Document segment >>
Zero-sum properties For zero-sum formulae, all strategies synthesised are randomised; this is in contrast to checking the equivalent properties against TSGs [19], where deterministic strategies are sufficient. For infinite-horizon objectives, we synthesise memoryless strategies, i.e., a distribution over actions for each state of the game. For finite-horizon objectives, strategies are finite-memory, with a separate distribution required for each state and each time step.

For both types of objectives, we synthesise the strategies whilst computing values using the approach presented in Sect. 4.1: from the matrix game solved for each state, we extract not just the value of the game, but also an optimal (randomised) strategy for player 1 of \(\mathsf G ^C\) in that state. It is also possible to extract the optimal strategy for player 2 in the state by solving the dual LP problem for the matrix game (see Sect. 2.1.1). For finite-horizon objectives, we retain the choices for all steps; for infinite-horizon objectives, just those from the final step of value iteration are needed.

Problems to solve >>
**1.** From the passage on zero-sum strategy synthesis, extract everything from "Zero-sum properties For" down to "each time step.".
**2.** Based on the passage on zero-sum strategy synthesis, decide whether each statement agrees with it. For each one, answer yes or no and quote the words that decide it.
(a) Strategies synthesised for infinite-horizon objectives are memoryless.
(b) For zero-sum formulae, the synthesised strategies are deterministic.
(c) For finite-horizon objectives, only the choices from the final step of value iteration are kept.
**3.** According to the passage on zero-sum strategy synthesis, how can the optimal strategy for player 2 in a state be extracted?

Supplied data >>
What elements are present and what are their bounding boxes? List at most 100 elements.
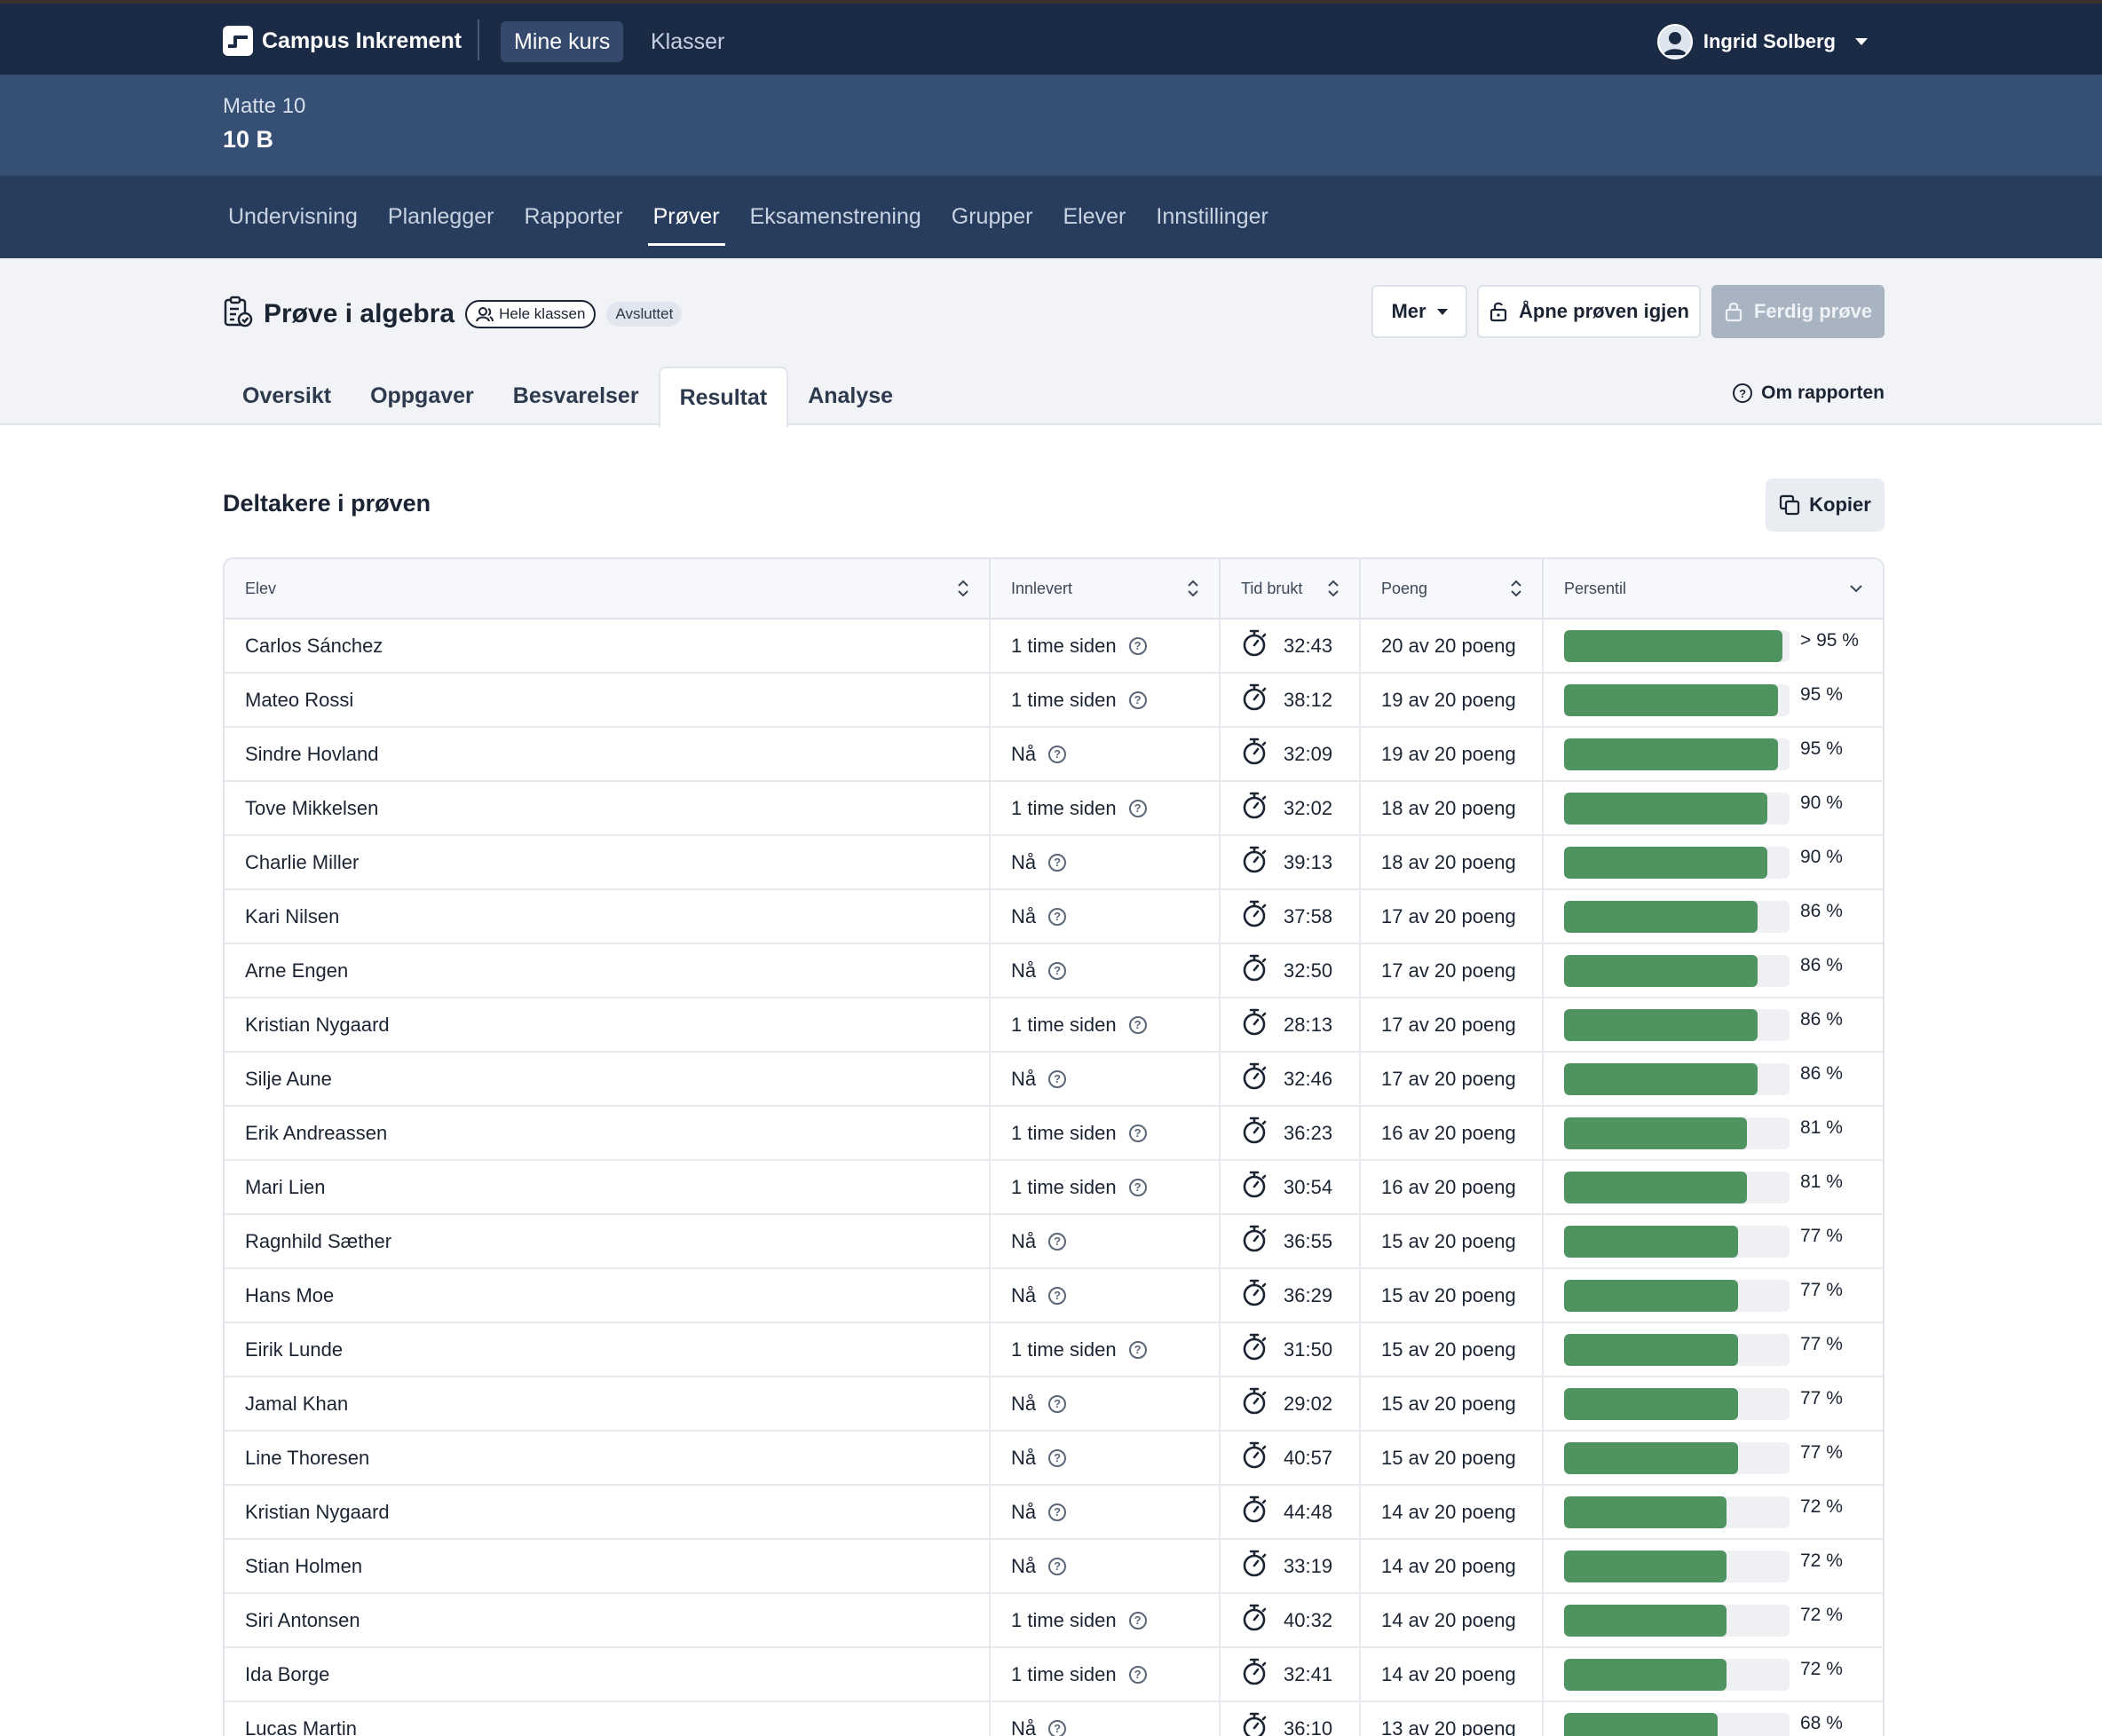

The results >>
**1.**
Zero-sum properties For zero-sum formulae, all strategies synthesised are randomised; this is in contrast to checking the equivalent properties against TSGs [19], where deterministic strategies are sufficient. For infinite-horizon objectives, we synthesise memoryless strategies, i.e., a distribution over actions for each state of the game. For finite-horizon objectives, strategies are finite-memory, with a separate distribution required for each state and each time step.

**2.**
(a) Yes: "For infinite-horizon objectives, we synthesise memoryless strategies"
(b) No: "For zero-sum formulae, all strategies synthesised are randomised"
(c) No: "For finite-horizon objectives, we retain the choices for all steps"

**3.** By solving the dual LP problem for the matrix game.